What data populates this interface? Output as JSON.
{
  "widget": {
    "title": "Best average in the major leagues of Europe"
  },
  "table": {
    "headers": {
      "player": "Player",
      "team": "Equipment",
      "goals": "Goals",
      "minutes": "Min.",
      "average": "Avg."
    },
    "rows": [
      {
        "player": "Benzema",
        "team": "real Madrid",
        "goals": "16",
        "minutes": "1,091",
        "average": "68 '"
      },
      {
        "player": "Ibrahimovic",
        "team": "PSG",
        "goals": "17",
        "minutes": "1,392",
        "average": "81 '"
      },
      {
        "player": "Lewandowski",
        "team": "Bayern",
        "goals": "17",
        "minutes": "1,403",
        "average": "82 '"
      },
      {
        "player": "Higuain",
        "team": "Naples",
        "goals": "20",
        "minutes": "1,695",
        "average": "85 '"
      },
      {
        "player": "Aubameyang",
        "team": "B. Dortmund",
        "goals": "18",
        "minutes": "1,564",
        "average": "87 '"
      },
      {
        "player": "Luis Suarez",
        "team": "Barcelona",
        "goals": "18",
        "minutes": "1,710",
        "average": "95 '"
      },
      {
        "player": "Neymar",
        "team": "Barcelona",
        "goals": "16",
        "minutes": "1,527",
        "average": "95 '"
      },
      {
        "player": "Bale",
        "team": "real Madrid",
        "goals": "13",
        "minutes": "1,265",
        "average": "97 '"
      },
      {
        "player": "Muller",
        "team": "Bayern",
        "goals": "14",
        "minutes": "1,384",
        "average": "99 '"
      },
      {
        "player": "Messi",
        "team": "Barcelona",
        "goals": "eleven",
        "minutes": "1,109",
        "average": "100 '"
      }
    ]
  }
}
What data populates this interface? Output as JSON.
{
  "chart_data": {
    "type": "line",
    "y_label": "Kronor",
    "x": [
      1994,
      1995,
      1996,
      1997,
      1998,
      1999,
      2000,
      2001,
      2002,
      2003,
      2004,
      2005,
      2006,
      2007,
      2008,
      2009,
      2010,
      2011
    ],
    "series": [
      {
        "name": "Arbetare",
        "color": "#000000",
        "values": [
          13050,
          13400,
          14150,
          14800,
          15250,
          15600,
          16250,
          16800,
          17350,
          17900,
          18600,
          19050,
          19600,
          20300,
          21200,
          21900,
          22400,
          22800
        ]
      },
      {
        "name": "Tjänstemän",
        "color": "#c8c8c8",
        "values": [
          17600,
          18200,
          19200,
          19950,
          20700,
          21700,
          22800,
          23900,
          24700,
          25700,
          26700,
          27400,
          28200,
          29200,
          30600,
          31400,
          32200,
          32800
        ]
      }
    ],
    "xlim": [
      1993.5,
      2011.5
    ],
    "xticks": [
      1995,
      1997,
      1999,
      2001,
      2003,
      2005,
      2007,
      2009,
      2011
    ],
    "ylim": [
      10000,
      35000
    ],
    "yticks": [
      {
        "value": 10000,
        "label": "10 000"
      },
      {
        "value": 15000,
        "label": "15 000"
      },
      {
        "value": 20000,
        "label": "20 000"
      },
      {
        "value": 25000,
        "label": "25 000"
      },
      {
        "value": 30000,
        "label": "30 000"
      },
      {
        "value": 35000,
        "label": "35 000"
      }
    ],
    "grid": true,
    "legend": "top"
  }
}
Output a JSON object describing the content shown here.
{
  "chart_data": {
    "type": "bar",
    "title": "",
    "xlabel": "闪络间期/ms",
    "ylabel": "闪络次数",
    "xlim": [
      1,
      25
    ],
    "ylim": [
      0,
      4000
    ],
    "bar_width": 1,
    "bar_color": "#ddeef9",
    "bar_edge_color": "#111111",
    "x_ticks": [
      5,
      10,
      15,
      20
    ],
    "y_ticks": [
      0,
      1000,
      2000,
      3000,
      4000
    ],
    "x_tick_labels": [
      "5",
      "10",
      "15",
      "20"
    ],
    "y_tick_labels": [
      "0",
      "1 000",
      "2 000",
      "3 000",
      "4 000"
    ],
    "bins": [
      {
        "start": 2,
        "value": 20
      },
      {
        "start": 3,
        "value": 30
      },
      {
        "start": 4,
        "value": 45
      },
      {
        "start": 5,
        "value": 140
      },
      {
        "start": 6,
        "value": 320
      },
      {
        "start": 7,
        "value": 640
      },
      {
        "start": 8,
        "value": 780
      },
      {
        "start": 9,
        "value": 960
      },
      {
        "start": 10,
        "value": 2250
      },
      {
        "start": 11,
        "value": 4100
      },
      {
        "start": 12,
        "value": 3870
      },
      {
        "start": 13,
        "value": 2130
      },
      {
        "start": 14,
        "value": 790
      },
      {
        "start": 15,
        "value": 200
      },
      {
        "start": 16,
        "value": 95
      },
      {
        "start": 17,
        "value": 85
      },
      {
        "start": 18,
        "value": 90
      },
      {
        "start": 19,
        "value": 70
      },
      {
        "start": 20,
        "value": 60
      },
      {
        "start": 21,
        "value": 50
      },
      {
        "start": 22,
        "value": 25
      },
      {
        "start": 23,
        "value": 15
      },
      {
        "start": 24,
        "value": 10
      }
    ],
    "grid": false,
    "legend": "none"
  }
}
::::::::::
### SHORT PROBLEM:
Quote all the records. Keep every word exact.

### RESPONSE TO THIS EXERCISE:
What data populates this interface? Output as JSON.
{
  "widget": {
    "title": "Best average in the major leagues of Europe"
  },
  "table": {
    "headers": {
      "player": "Player",
      "team": "Equipment",
      "goals": "Goals",
      "minutes": "Min.",
      "average": "Avg."
    },
    "rows": [
      {
        "player": "Benzema",
        "team": "real Madrid",
        "goals": "16",
        "minutes": "1,091",
        "average": "68 '"
      },
      {
        "player": "Ibrahimovic",
        "team": "PSG",
        "goals": "17",
        "minutes": "1,392",
        "average": "81 '"
      },
      {
        "player": "Lewandowski",
        "team": "Bayern",
        "goals": "17",
        "minutes": "1,403",
        "average": "82 '"
      },
      {
        "player": "Higuain",
        "team": "Naples",
        "goals": "20",
        "minutes": "1,695",
        "average": "85 '"
      },
      {
        "player": "Aubameyang",
        "team": "B. Dortmund",
        "goals": "18",
        "minutes": "1,564",
        "average": "87 '"
      },
      {
        "player": "Luis Suarez",
        "team": "Barcelona",
        "goals": "18",
        "minutes": "1,710",
        "average": "95 '"
      },
      {
        "player": "Neymar",
        "team": "Barcelona",
        "goals": "16",
        "minutes": "1,527",
        "average": "95 '"
      },
      {
        "player": "Bale",
        "team": "real Madrid",
        "goals": "13",
        "minutes": "1,265",
        "average": "97 '"
      },
      {
        "player": "Muller",
        "team": "Bayern",
        "goals": "14",
        "minutes": "1,384",
        "average": "99 '"
      },
      {
        "player": "Messi",
        "team": "Barcelona",
        "goals": "eleven",
        "minutes": "1,109",
        "average": "100 '"
      }
    ]
  }
}
What data populates this interface? Output as JSON.
{
  "chart_data": {
    "type": "line",
    "y_label": "Kronor",
    "x": [
      1994,
      1995,
      1996,
      1997,
      1998,
      1999,
      2000,
      2001,
      2002,
      2003,
      2004,
      2005,
      2006,
      2007,
      2008,
      2009,
      2010,
      2011
    ],
    "series": [
      {
        "name": "Arbetare",
        "color": "#000000",
        "values": [
          13050,
          13400,
          14150,
          14800,
          15250,
          15600,
          16250,
          16800,
          17350,
          17900,
          18600,
          19050,
          19600,
          20300,
          21200,
          21900,
          22400,
          22800
        ]
      },
      {
        "name": "Tjänstemän",
        "color": "#c8c8c8",
        "values": [
          17600,
          18200,
          19200,
          19950,
          20700,
          21700,
          22800,
          23900,
          24700,
          25700,
          26700,
          27400,
          28200,
          29200,
          30600,
          31400,
          32200,
          32800
        ]
      }
    ],
    "xlim": [
      1993.5,
      2011.5
    ],
    "xticks": [
      1995,
      1997,
      1999,
      2001,
      2003,
      2005,
      2007,
      2009,
      2011
    ],
    "ylim": [
      10000,
      35000
    ],
    "yticks": [
      {
        "value": 10000,
        "label": "10 000"
      },
      {
        "value": 15000,
        "label": "15 000"
      },
      {
        "value": 20000,
        "label": "20 000"
      },
      {
        "value": 25000,
        "label": "25 000"
      },
      {
        "value": 30000,
        "label": "30 000"
      },
      {
        "value": 35000,
        "label": "35 000"
      }
    ],
    "grid": true,
    "legend": "top"
  }
}
Output a JSON object describing the content shown here.
{
  "chart_data": {
    "type": "bar",
    "title": "",
    "xlabel": "闪络间期/ms",
    "ylabel": "闪络次数",
    "xlim": [
      1,
      25
    ],
    "ylim": [
      0,
      4000
    ],
    "bar_width": 1,
    "bar_color": "#ddeef9",
    "bar_edge_color": "#111111",
    "x_ticks": [
      5,
      10,
      15,
      20
    ],
    "y_ticks": [
      0,
      1000,
      2000,
      3000,
      4000
    ],
    "x_tick_labels": [
      "5",
      "10",
      "15",
      "20"
    ],
    "y_tick_labels": [
      "0",
      "1 000",
      "2 000",
      "3 000",
      "4 000"
    ],
    "bins": [
      {
        "start": 2,
        "value": 20
      },
      {
        "start": 3,
        "value": 30
      },
      {
        "start": 4,
        "value": 45
      },
      {
        "start": 5,
        "value": 140
      },
      {
        "start": 6,
        "value": 320
      },
      {
        "start": 7,
        "value": 640
      },
      {
        "start": 8,
        "value": 780
      },
      {
        "start": 9,
        "value": 960
      },
      {
        "start": 10,
        "value": 2250
      },
      {
        "start": 11,
        "value": 4100
      },
      {
        "start": 12,
        "value": 3870
      },
      {
        "start": 13,
        "value": 2130
      },
      {
        "start": 14,
        "value": 790
      },
      {
        "start": 15,
        "value": 200
      },
      {
        "start": 16,
        "value": 95
      },
      {
        "start": 17,
        "value": 85
      },
      {
        "start": 18,
        "value": 90
      },
      {
        "start": 19,
        "value": 70
      },
      {
        "start": 20,
        "value": 60
      },
      {
        "start": 21,
        "value": 50
      },
      {
        "start": 22,
        "value": 25
      },
      {
        "start": 23,
        "value": 15
      },
      {
        "start": 24,
        "value": 10
      }
    ],
    "grid": false,
    "legend": "none"
  }
}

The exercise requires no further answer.